Goal: Every record below should be transcribed exactly. Omit the images.

[Start Records for processing]

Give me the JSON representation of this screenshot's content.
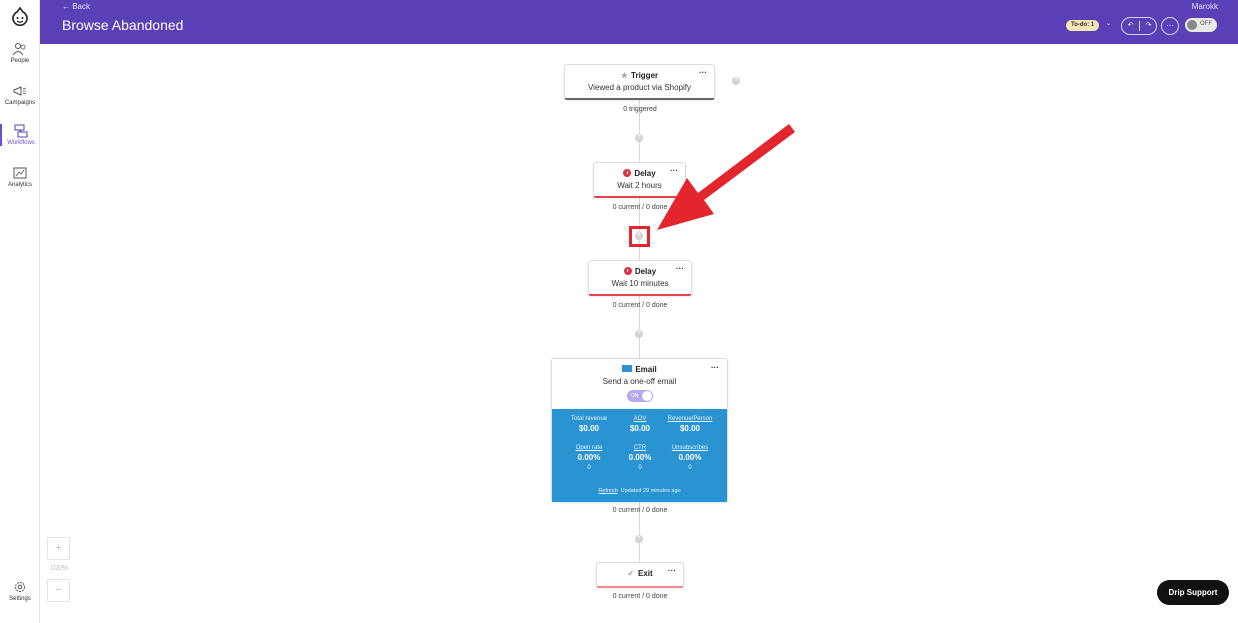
{
  "header": {
    "back_label": "← Back",
    "title": "Browse Abandoned",
    "account_name": "Marokk",
    "todo_badge": "To-do: 1",
    "todo_caret": "⌄",
    "undo_icon": "↶",
    "redo_icon": "↷",
    "more_icon": "···",
    "workflow_toggle": "OFF"
  },
  "sidebar": {
    "items": [
      {
        "label": "People",
        "icon": "people-icon"
      },
      {
        "label": "Campaigns",
        "icon": "megaphone-icon"
      },
      {
        "label": "Workflows",
        "icon": "workflow-icon"
      },
      {
        "label": "Analytics",
        "icon": "analytics-icon"
      },
      {
        "label": "Settings",
        "icon": "gear-icon"
      }
    ]
  },
  "workflow": {
    "trigger": {
      "title": "Trigger",
      "subtitle": "Viewed a product via Shopify",
      "stats": "0 triggered",
      "menu": "···"
    },
    "delay1": {
      "title": "Delay",
      "subtitle": "Wait 2 hours",
      "stats": "0 current / 0 done",
      "menu": "···"
    },
    "delay2": {
      "title": "Delay",
      "subtitle": "Wait 10 minutes",
      "stats": "0 current / 0 done",
      "menu": "···"
    },
    "email": {
      "title": "Email",
      "subtitle": "Send a one-off email",
      "toggle": "ON",
      "menu": "···",
      "metrics": [
        {
          "label": "Total revenue",
          "value": "$0.00",
          "count": ""
        },
        {
          "label": "AOV",
          "value": "$0.00",
          "count": ""
        },
        {
          "label": "Revenue/Person",
          "value": "$0.00",
          "count": ""
        },
        {
          "label": "Open rate",
          "value": "0.00%",
          "count": "0"
        },
        {
          "label": "CTR",
          "value": "0.00%",
          "count": "0"
        },
        {
          "label": "Unsubscribes",
          "value": "0.00%",
          "count": "0"
        }
      ],
      "refresh_label": "Refresh",
      "updated_text": "Updated 29 minutes ago",
      "stats": "0 current / 0 done"
    },
    "exit": {
      "title": "Exit",
      "stats": "0 current / 0 done",
      "menu": "···"
    }
  },
  "zoom": {
    "plus": "+",
    "minus": "−",
    "level": "100%"
  },
  "support_label": "Drip Support",
  "colors": {
    "header_bg": "#5a3fb6",
    "delay_accent": "#e4424f",
    "email_panel": "#2a93d2",
    "highlight": "#e3262e",
    "arrow": "#e3262e"
  }
}
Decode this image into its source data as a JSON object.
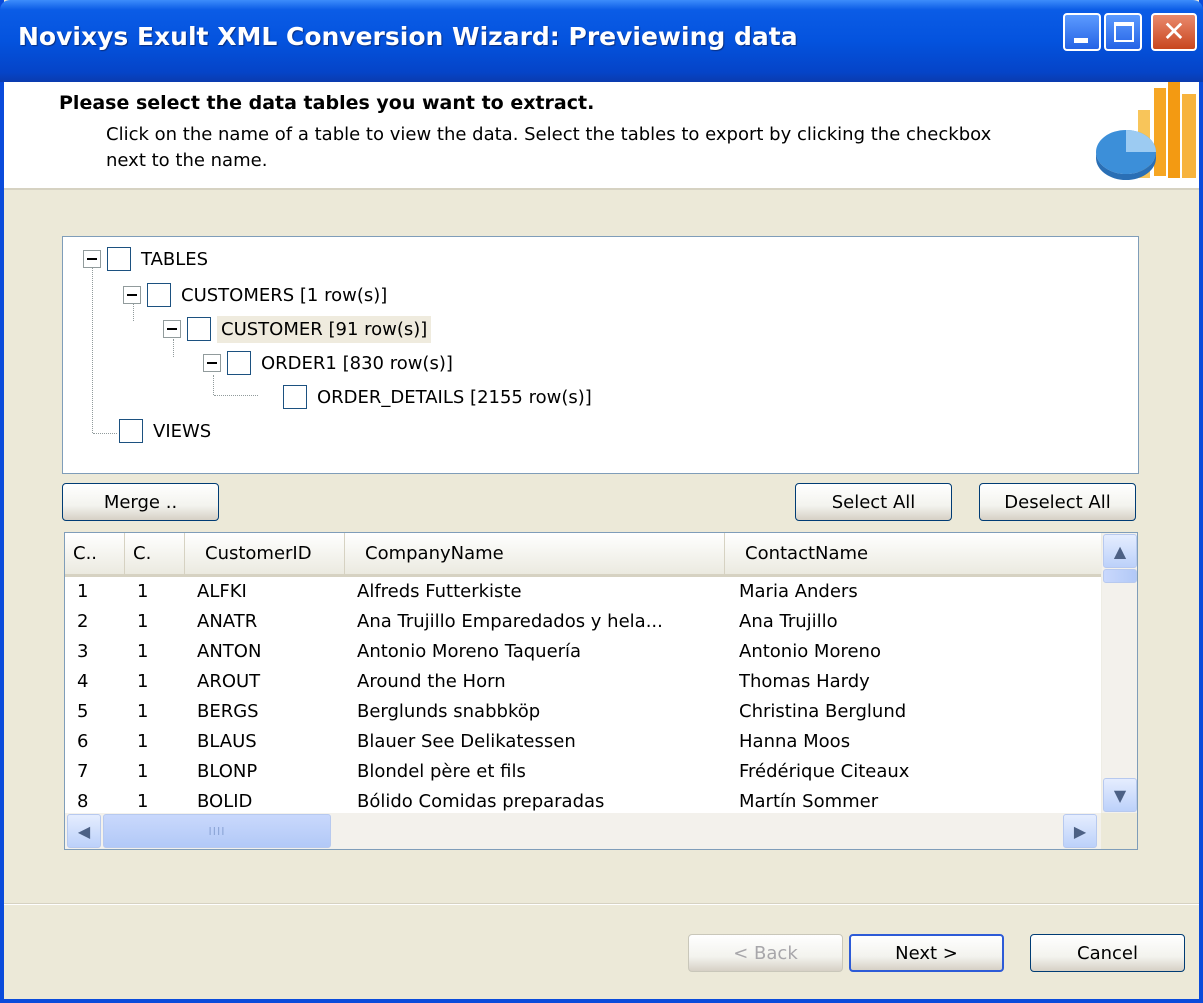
{
  "window": {
    "title": "Novixys Exult XML Conversion Wizard: Previewing data",
    "minimize_glyph": "",
    "maximize_glyph": "",
    "close_glyph": "✕"
  },
  "header": {
    "title": "Please select the data tables you want to extract.",
    "description": "Click on the name of a table to view the data. Select the tables to export by clicking the checkbox next to the name."
  },
  "tree": {
    "tables": "TABLES",
    "customers": "CUSTOMERS [1 row(s)]",
    "customer": "CUSTOMER [91 row(s)]",
    "order1": "ORDER1 [830 row(s)]",
    "order_details": "ORDER_DETAILS [2155 row(s)]",
    "views": "VIEWS"
  },
  "buttons": {
    "merge": "Merge ..",
    "select_all": "Select All",
    "deselect_all": "Deselect All",
    "back": "< Back",
    "next": "Next >",
    "cancel": "Cancel"
  },
  "grid": {
    "columns": [
      "C..",
      "C.",
      "CustomerID",
      "CompanyName",
      "ContactName"
    ],
    "rows": [
      [
        "1",
        "1",
        "ALFKI",
        "Alfreds Futterkiste",
        "Maria Anders"
      ],
      [
        "2",
        "1",
        "ANATR",
        "Ana Trujillo Emparedados y hela...",
        "Ana Trujillo"
      ],
      [
        "3",
        "1",
        "ANTON",
        "Antonio Moreno Taquería",
        "Antonio Moreno"
      ],
      [
        "4",
        "1",
        "AROUT",
        "Around the Horn",
        "Thomas Hardy"
      ],
      [
        "5",
        "1",
        "BERGS",
        "Berglunds snabbköp",
        "Christina Berglund"
      ],
      [
        "6",
        "1",
        "BLAUS",
        "Blauer See Delikatessen",
        "Hanna Moos"
      ],
      [
        "7",
        "1",
        "BLONP",
        "Blondel père et fils",
        "Frédérique Citeaux"
      ],
      [
        "8",
        "1",
        "BOLID",
        "Bólido Comidas preparadas",
        "Martín Sommer"
      ]
    ],
    "scroll_up_glyph": "▲",
    "scroll_down_glyph": "▼",
    "scroll_left_glyph": "◀",
    "scroll_right_glyph": "▶",
    "thumb_grip": "IIII"
  },
  "colors": {
    "titlebar": "#0453DE",
    "dialog_bg": "#ECE9D8",
    "selected_node": "#EFEBDE"
  }
}
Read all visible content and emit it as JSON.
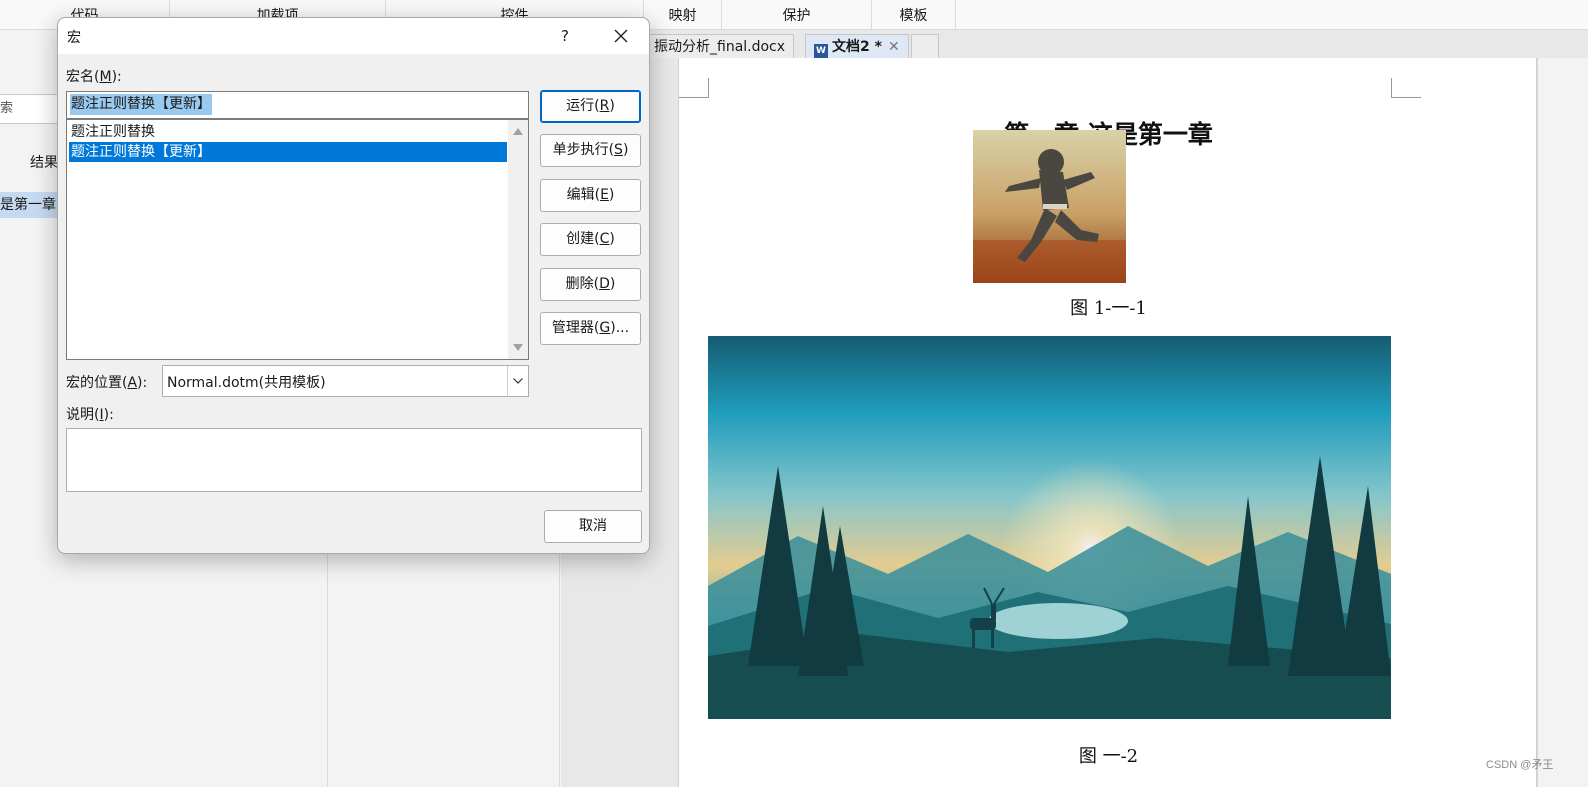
{
  "ribbon": {
    "groups": [
      "代码",
      "加载项",
      "控件",
      "映射",
      "保护",
      "模板"
    ]
  },
  "nav_pane": {
    "search_fragment": "索",
    "results_label": "结果",
    "heading_item": "是第一章"
  },
  "doc_tabs": [
    {
      "label": "振动分析_final.docx",
      "active": false
    },
    {
      "label": "文档2 *",
      "active": true
    }
  ],
  "document": {
    "heading": "第一章 这是第一章",
    "caption_1": "图  1-一-1",
    "caption_2": "图  一-2"
  },
  "dialog": {
    "title": "宏",
    "help_icon": "?",
    "macro_name_label": "宏名",
    "macro_name_key": "M",
    "macro_name_value": "题注正则替换【更新】",
    "macro_list": [
      "题注正则替换",
      "题注正则替换【更新】"
    ],
    "selected_index": 1,
    "buttons": {
      "run": {
        "label": "运行",
        "key": "R"
      },
      "step": {
        "label": "单步执行",
        "key": "S"
      },
      "edit": {
        "label": "编辑",
        "key": "E"
      },
      "create": {
        "label": "创建",
        "key": "C"
      },
      "delete": {
        "label": "删除",
        "key": "D"
      },
      "organizer": {
        "label": "管理器",
        "key": "G",
        "suffix": "..."
      }
    },
    "location_label": "宏的位置",
    "location_key": "A",
    "location_value": "Normal.dotm(共用模板)",
    "description_label": "说明",
    "description_key": "I",
    "description_value": "",
    "cancel_label": "取消"
  },
  "watermark": "CSDN @矛王",
  "colors": {
    "selection_blue": "#0078d7",
    "input_selection": "#99c9ef",
    "word_blue": "#2b579a"
  }
}
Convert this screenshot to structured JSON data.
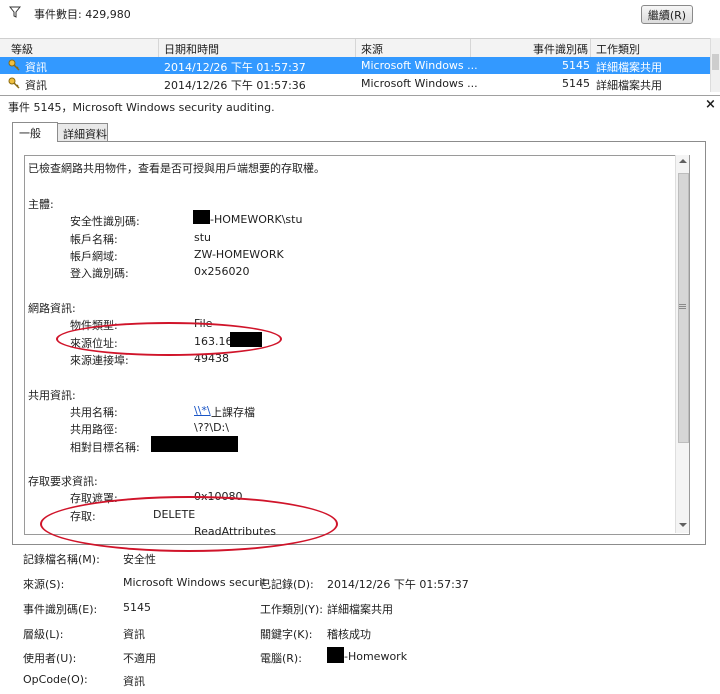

[End Records for processing]

Exercise result:
Give me the JSON representation of this screenshot's content.
{
  "header": {
    "back_label": "← Back",
    "title": "Browse Abandoned",
    "account_name": "Marokk",
    "todo_badge": "To-do: 1",
    "todo_caret": "⌄",
    "undo_icon": "↶",
    "redo_icon": "↷",
    "more_icon": "···",
    "workflow_toggle": "OFF"
  },
  "sidebar": {
    "items": [
      {
        "label": "People",
        "icon": "people-icon"
      },
      {
        "label": "Campaigns",
        "icon": "megaphone-icon"
      },
      {
        "label": "Workflows",
        "icon": "workflow-icon"
      },
      {
        "label": "Analytics",
        "icon": "analytics-icon"
      },
      {
        "label": "Settings",
        "icon": "gear-icon"
      }
    ]
  },
  "workflow": {
    "trigger": {
      "title": "Trigger",
      "subtitle": "Viewed a product via Shopify",
      "stats": "0 triggered",
      "menu": "···"
    },
    "delay1": {
      "title": "Delay",
      "subtitle": "Wait 2 hours",
      "stats": "0 current / 0 done",
      "menu": "···"
    },
    "delay2": {
      "title": "Delay",
      "subtitle": "Wait 10 minutes",
      "stats": "0 current / 0 done",
      "menu": "···"
    },
    "email": {
      "title": "Email",
      "subtitle": "Send a one-off email",
      "toggle": "ON",
      "menu": "···",
      "metrics": [
        {
          "label": "Total revenue",
          "value": "$0.00",
          "count": ""
        },
        {
          "label": "AOV",
          "value": "$0.00",
          "count": ""
        },
        {
          "label": "Revenue/Person",
          "value": "$0.00",
          "count": ""
        },
        {
          "label": "Open rate",
          "value": "0.00%",
          "count": "0"
        },
        {
          "label": "CTR",
          "value": "0.00%",
          "count": "0"
        },
        {
          "label": "Unsubscribes",
          "value": "0.00%",
          "count": "0"
        }
      ],
      "refresh_label": "Refresh",
      "updated_text": "Updated 29 minutes ago",
      "stats": "0 current / 0 done"
    },
    "exit": {
      "title": "Exit",
      "stats": "0 current / 0 done",
      "menu": "···"
    }
  },
  "zoom": {
    "plus": "+",
    "minus": "−",
    "level": "100%"
  },
  "support_label": "Drip Support",
  "colors": {
    "header_bg": "#5a3fb6",
    "delay_accent": "#e4424f",
    "email_panel": "#2a93d2",
    "highlight": "#e3262e",
    "arrow": "#e3262e"
  }
}
Decode this image into its source data as a JSON object.
{
  "window": {
    "title": "Novixys Exult XML Conversion Wizard: Previewing data",
    "minimize_glyph": "",
    "maximize_glyph": "",
    "close_glyph": "✕"
  },
  "header": {
    "title": "Please select the data tables you want to extract.",
    "description": "Click on the name of a table to view the data. Select the tables to export by clicking the checkbox next to the name."
  },
  "tree": {
    "tables": "TABLES",
    "customers": "CUSTOMERS [1 row(s)]",
    "customer": "CUSTOMER [91 row(s)]",
    "order1": "ORDER1 [830 row(s)]",
    "order_details": "ORDER_DETAILS [2155 row(s)]",
    "views": "VIEWS"
  },
  "buttons": {
    "merge": "Merge ..",
    "select_all": "Select All",
    "deselect_all": "Deselect All",
    "back": "< Back",
    "next": "Next >",
    "cancel": "Cancel"
  },
  "grid": {
    "columns": [
      "C..",
      "C.",
      "CustomerID",
      "CompanyName",
      "ContactName"
    ],
    "rows": [
      [
        "1",
        "1",
        "ALFKI",
        "Alfreds Futterkiste",
        "Maria Anders"
      ],
      [
        "2",
        "1",
        "ANATR",
        "Ana Trujillo Emparedados y hela...",
        "Ana Trujillo"
      ],
      [
        "3",
        "1",
        "ANTON",
        "Antonio Moreno Taquería",
        "Antonio Moreno"
      ],
      [
        "4",
        "1",
        "AROUT",
        "Around the Horn",
        "Thomas Hardy"
      ],
      [
        "5",
        "1",
        "BERGS",
        "Berglunds snabbköp",
        "Christina Berglund"
      ],
      [
        "6",
        "1",
        "BLAUS",
        "Blauer See Delikatessen",
        "Hanna Moos"
      ],
      [
        "7",
        "1",
        "BLONP",
        "Blondel père et fils",
        "Frédérique Citeaux"
      ],
      [
        "8",
        "1",
        "BOLID",
        "Bólido Comidas preparadas",
        "Martín Sommer"
      ]
    ],
    "scroll_up_glyph": "▲",
    "scroll_down_glyph": "▼",
    "scroll_left_glyph": "◀",
    "scroll_right_glyph": "▶",
    "thumb_grip": "IIII"
  },
  "colors": {
    "titlebar": "#0453DE",
    "dialog_bg": "#ECE9D8",
    "selected_node": "#EFEBDE"
  }
}
Read all visible content and emit it as JSON.
{
  "ribbon": {
    "groups": [
      "代码",
      "加载项",
      "控件",
      "映射",
      "保护",
      "模板"
    ]
  },
  "nav_pane": {
    "search_fragment": "索",
    "results_label": "结果",
    "heading_item": "是第一章"
  },
  "doc_tabs": [
    {
      "label": "振动分析_final.docx",
      "active": false
    },
    {
      "label": "文档2 *",
      "active": true
    }
  ],
  "document": {
    "heading": "第一章 这是第一章",
    "caption_1": "图  1-一-1",
    "caption_2": "图  一-2"
  },
  "dialog": {
    "title": "宏",
    "help_icon": "?",
    "macro_name_label": "宏名",
    "macro_name_key": "M",
    "macro_name_value": "题注正则替换【更新】",
    "macro_list": [
      "题注正则替换",
      "题注正则替换【更新】"
    ],
    "selected_index": 1,
    "buttons": {
      "run": {
        "label": "运行",
        "key": "R"
      },
      "step": {
        "label": "单步执行",
        "key": "S"
      },
      "edit": {
        "label": "编辑",
        "key": "E"
      },
      "create": {
        "label": "创建",
        "key": "C"
      },
      "delete": {
        "label": "删除",
        "key": "D"
      },
      "organizer": {
        "label": "管理器",
        "key": "G",
        "suffix": "..."
      }
    },
    "location_label": "宏的位置",
    "location_key": "A",
    "location_value": "Normal.dotm(共用模板)",
    "description_label": "说明",
    "description_key": "I",
    "description_value": "",
    "cancel_label": "取消"
  },
  "watermark": "CSDN @矛王",
  "colors": {
    "selection_blue": "#0078d7",
    "input_selection": "#99c9ef",
    "word_blue": "#2b579a"
  }
}
Convert this screenshot to structured JSON data.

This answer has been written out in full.